[Items from a data source]
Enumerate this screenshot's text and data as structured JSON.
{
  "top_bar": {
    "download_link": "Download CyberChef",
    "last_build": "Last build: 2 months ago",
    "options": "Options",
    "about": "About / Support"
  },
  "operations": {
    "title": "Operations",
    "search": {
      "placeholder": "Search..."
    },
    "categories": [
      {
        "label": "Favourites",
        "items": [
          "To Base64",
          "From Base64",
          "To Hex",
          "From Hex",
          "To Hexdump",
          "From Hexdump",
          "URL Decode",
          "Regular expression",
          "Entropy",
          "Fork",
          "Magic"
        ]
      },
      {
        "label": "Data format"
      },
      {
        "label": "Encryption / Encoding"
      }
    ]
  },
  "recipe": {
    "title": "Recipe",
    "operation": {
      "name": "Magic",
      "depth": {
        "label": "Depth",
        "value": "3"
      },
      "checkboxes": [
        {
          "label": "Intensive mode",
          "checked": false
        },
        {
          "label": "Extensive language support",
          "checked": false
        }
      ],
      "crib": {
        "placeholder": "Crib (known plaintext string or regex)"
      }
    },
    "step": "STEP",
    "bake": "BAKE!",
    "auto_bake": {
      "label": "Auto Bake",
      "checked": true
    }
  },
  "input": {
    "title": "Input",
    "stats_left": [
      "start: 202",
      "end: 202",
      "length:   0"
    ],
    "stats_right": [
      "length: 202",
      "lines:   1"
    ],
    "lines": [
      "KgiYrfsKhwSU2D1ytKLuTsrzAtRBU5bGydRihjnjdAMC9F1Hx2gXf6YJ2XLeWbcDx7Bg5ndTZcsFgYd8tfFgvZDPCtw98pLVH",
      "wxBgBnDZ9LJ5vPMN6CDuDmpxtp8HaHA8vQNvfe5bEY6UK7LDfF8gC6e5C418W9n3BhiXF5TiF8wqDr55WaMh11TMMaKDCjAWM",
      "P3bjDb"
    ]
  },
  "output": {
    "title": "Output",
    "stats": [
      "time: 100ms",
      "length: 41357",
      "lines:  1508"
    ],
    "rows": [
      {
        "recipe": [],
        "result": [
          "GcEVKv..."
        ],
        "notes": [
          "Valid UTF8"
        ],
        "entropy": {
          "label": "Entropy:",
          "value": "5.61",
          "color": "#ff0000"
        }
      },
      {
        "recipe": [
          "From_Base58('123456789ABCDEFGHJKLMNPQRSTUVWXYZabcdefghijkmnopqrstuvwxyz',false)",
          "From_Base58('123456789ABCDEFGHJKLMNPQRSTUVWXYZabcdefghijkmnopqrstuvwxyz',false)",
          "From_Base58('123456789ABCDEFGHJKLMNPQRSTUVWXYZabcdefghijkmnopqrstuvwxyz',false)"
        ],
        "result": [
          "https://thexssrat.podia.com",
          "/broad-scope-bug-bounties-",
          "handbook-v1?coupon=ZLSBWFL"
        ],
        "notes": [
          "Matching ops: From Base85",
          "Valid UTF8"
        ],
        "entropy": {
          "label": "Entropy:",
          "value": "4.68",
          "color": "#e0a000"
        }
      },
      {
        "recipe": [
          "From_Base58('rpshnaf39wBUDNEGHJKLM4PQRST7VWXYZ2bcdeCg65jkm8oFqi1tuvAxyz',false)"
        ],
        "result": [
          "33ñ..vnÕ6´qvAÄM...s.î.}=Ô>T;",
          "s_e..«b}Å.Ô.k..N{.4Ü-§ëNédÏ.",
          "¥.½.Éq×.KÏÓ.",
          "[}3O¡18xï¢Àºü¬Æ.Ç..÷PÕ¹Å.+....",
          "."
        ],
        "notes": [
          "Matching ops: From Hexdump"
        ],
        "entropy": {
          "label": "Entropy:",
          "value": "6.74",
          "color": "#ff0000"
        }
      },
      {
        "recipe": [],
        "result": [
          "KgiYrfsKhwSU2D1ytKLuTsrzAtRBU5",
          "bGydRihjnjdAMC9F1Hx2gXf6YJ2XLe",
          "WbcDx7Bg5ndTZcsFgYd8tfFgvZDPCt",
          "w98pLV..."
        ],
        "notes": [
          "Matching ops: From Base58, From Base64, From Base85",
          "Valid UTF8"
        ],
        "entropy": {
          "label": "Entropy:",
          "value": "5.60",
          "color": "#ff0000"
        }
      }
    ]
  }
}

- **WHAT NEEDS TO BE DONE**
Write out every entry again exactly, please, with nothing missing.

- **RESULT**
Enumerate this screenshot's text and data as structured JSON.
{
  "top_bar": {
    "download_link": "Download CyberChef",
    "last_build": "Last build: 2 months ago",
    "options": "Options",
    "about": "About / Support"
  },
  "operations": {
    "title": "Operations",
    "search": {
      "placeholder": "Search..."
    },
    "categories": [
      {
        "label": "Favourites",
        "items": [
          "To Base64",
          "From Base64",
          "To Hex",
          "From Hex",
          "To Hexdump",
          "From Hexdump",
          "URL Decode",
          "Regular expression",
          "Entropy",
          "Fork",
          "Magic"
        ]
      },
      {
        "label": "Data format"
      },
      {
        "label": "Encryption / Encoding"
      }
    ]
  },
  "recipe": {
    "title": "Recipe",
    "operation": {
      "name": "Magic",
      "depth": {
        "label": "Depth",
        "value": "3"
      },
      "checkboxes": [
        {
          "label": "Intensive mode",
          "checked": false
        },
        {
          "label": "Extensive language support",
          "checked": false
        }
      ],
      "crib": {
        "placeholder": "Crib (known plaintext string or regex)"
      }
    },
    "step": "STEP",
    "bake": "BAKE!",
    "auto_bake": {
      "label": "Auto Bake",
      "checked": true
    }
  },
  "input": {
    "title": "Input",
    "stats_left": [
      "start: 202",
      "end: 202",
      "length:   0"
    ],
    "stats_right": [
      "length: 202",
      "lines:   1"
    ],
    "lines": [
      "KgiYrfsKhwSU2D1ytKLuTsrzAtRBU5bGydRihjnjdAMC9F1Hx2gXf6YJ2XLeWbcDx7Bg5ndTZcsFgYd8tfFgvZDPCtw98pLVH",
      "wxBgBnDZ9LJ5vPMN6CDuDmpxtp8HaHA8vQNvfe5bEY6UK7LDfF8gC6e5C418W9n3BhiXF5TiF8wqDr55WaMh11TMMaKDCjAWM",
      "P3bjDb"
    ]
  },
  "output": {
    "title": "Output",
    "stats": [
      "time: 100ms",
      "length: 41357",
      "lines:  1508"
    ],
    "rows": [
      {
        "recipe": [],
        "result": [
          "GcEVKv..."
        ],
        "notes": [
          "Valid UTF8"
        ],
        "entropy": {
          "label": "Entropy:",
          "value": "5.61",
          "color": "#ff0000"
        }
      },
      {
        "recipe": [
          "From_Base58('123456789ABCDEFGHJKLMNPQRSTUVWXYZabcdefghijkmnopqrstuvwxyz',false)",
          "From_Base58('123456789ABCDEFGHJKLMNPQRSTUVWXYZabcdefghijkmnopqrstuvwxyz',false)",
          "From_Base58('123456789ABCDEFGHJKLMNPQRSTUVWXYZabcdefghijkmnopqrstuvwxyz',false)"
        ],
        "result": [
          "https://thexssrat.podia.com",
          "/broad-scope-bug-bounties-",
          "handbook-v1?coupon=ZLSBWFL"
        ],
        "notes": [
          "Matching ops: From Base85",
          "Valid UTF8"
        ],
        "entropy": {
          "label": "Entropy:",
          "value": "4.68",
          "color": "#e0a000"
        }
      },
      {
        "recipe": [
          "From_Base58('rpshnaf39wBUDNEGHJKLM4PQRST7VWXYZ2bcdeCg65jkm8oFqi1tuvAxyz',false)"
        ],
        "result": [
          "33ñ..vnÕ6´qvAÄM...s.î.}=Ô>T;",
          "s_e..«b}Å.Ô.k..N{.4Ü-§ëNédÏ.",
          "¥.½.Éq×.KÏÓ.",
          "[}3O¡18xï¢Àºü¬Æ.Ç..÷PÕ¹Å.+....",
          "."
        ],
        "notes": [
          "Matching ops: From Hexdump"
        ],
        "entropy": {
          "label": "Entropy:",
          "value": "6.74",
          "color": "#ff0000"
        }
      },
      {
        "recipe": [],
        "result": [
          "KgiYrfsKhwSU2D1ytKLuTsrzAtRBU5",
          "bGydRihjnjdAMC9F1Hx2gXf6YJ2XLe",
          "WbcDx7Bg5ndTZcsFgYd8tfFgvZDPCt",
          "w98pLV..."
        ],
        "notes": [
          "Matching ops: From Base58, From Base64, From Base85",
          "Valid UTF8"
        ],
        "entropy": {
          "label": "Entropy:",
          "value": "5.60",
          "color": "#ff0000"
        }
      }
    ]
  }
}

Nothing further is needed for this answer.